WHAT IS NEEDED - In the data below, find each line containing the string "instructions" and return it.

THE RECORDS -
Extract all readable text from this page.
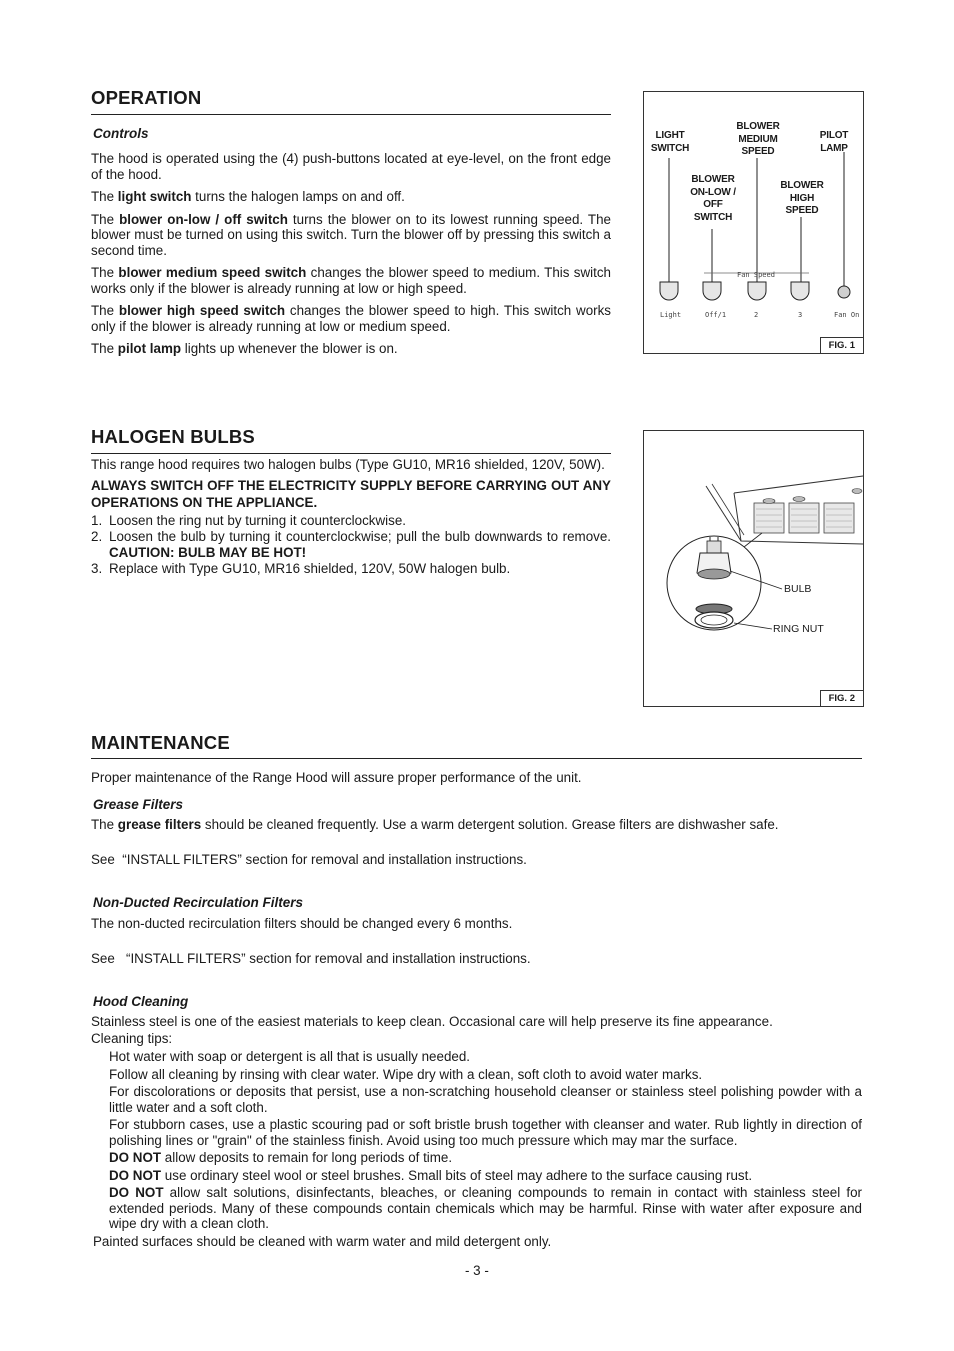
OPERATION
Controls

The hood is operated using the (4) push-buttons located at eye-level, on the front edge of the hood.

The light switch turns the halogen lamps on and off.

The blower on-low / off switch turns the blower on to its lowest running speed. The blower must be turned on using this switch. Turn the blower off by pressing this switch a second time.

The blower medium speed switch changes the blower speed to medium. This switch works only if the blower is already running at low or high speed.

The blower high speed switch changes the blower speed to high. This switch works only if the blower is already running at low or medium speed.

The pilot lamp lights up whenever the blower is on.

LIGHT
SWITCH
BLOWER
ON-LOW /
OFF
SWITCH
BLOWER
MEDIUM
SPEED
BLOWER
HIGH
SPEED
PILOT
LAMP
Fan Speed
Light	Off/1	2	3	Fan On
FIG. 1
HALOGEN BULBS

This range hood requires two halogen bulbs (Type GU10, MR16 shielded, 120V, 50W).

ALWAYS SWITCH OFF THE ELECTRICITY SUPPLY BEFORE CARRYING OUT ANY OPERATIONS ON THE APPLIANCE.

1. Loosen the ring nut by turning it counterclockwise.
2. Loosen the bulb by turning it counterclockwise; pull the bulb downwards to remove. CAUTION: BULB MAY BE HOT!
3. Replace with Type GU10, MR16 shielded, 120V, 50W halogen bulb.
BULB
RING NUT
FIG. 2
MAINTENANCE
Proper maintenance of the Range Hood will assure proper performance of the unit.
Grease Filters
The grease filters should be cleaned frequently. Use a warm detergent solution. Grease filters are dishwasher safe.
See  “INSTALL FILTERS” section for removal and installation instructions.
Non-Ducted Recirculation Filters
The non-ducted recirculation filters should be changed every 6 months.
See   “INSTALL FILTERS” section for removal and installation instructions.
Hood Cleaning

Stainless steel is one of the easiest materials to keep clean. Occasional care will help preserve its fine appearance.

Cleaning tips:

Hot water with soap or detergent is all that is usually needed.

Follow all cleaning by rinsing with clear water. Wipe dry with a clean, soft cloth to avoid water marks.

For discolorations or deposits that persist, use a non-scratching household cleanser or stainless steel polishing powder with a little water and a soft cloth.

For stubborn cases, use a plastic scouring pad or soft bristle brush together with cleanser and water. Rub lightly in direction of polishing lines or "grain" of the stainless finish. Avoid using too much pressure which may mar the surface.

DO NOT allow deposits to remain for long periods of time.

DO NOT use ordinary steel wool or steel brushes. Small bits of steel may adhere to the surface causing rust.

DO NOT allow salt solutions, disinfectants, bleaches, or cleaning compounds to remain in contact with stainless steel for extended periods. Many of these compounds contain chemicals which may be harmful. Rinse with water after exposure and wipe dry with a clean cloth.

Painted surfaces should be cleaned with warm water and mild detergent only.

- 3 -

==

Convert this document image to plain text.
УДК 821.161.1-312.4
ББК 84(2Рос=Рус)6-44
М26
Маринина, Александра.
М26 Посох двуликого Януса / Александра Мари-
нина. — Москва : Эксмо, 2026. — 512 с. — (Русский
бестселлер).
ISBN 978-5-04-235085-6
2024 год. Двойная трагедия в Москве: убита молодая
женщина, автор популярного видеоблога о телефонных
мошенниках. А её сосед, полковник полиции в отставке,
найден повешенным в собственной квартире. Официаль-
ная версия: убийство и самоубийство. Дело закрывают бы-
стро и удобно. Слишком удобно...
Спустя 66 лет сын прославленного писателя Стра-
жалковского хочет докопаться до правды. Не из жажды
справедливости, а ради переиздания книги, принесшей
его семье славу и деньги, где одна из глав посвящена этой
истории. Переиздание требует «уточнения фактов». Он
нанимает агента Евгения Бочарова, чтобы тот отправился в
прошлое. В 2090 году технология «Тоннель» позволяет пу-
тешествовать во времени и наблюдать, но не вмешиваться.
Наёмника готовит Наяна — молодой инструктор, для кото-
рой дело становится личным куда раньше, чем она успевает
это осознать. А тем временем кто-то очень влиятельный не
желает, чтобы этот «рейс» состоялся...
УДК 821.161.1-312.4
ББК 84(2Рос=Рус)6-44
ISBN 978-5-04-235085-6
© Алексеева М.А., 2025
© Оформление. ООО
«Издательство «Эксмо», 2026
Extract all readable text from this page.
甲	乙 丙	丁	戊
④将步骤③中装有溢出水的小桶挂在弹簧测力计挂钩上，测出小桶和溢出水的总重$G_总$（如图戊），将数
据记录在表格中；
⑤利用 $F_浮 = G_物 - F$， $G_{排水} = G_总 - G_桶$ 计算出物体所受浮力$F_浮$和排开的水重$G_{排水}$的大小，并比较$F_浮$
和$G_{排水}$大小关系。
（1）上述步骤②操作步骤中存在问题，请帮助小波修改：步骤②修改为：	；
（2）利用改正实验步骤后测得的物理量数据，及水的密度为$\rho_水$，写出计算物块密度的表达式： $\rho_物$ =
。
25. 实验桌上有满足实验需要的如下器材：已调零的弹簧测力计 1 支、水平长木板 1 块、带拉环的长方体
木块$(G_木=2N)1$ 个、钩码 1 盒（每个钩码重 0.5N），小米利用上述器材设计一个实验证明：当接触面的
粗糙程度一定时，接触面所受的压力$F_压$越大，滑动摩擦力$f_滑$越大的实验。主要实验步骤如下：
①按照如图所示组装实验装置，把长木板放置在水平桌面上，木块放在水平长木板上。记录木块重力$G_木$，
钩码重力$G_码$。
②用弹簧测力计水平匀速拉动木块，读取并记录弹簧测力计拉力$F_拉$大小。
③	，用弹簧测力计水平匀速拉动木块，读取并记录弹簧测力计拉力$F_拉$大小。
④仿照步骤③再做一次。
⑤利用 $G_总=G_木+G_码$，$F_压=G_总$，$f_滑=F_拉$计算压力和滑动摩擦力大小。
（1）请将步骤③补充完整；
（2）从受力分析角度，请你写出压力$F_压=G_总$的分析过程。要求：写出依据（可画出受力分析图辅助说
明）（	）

==

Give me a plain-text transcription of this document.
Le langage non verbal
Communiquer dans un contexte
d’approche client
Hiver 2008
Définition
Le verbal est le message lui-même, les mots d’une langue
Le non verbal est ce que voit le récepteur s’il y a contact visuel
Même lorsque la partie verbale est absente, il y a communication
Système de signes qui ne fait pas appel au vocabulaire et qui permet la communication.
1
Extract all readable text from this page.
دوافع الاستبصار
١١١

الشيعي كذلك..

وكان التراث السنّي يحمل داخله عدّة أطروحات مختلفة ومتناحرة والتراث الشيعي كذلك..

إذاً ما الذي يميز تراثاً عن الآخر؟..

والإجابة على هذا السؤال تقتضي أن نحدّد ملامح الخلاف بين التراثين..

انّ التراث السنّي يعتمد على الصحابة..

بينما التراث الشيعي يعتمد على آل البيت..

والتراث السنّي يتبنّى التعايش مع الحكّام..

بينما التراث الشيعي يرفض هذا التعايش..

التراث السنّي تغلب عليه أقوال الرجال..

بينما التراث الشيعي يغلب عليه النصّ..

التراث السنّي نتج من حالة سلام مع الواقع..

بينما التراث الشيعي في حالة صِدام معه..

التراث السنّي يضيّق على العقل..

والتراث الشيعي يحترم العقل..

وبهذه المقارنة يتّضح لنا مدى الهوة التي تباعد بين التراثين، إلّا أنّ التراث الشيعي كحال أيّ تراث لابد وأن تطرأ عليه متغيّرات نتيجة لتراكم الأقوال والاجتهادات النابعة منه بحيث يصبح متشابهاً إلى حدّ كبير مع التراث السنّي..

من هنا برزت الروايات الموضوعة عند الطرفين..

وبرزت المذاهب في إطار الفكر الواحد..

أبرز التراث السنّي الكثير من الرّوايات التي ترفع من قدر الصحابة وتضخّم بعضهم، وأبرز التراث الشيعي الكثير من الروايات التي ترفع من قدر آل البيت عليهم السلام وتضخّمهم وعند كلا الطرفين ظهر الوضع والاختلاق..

SOLUTION TO THIS TASK -
See  “INSTALL FILTERS” section for removal and installation instructions.
See   “INSTALL FILTERS” section for removal and installation instructions.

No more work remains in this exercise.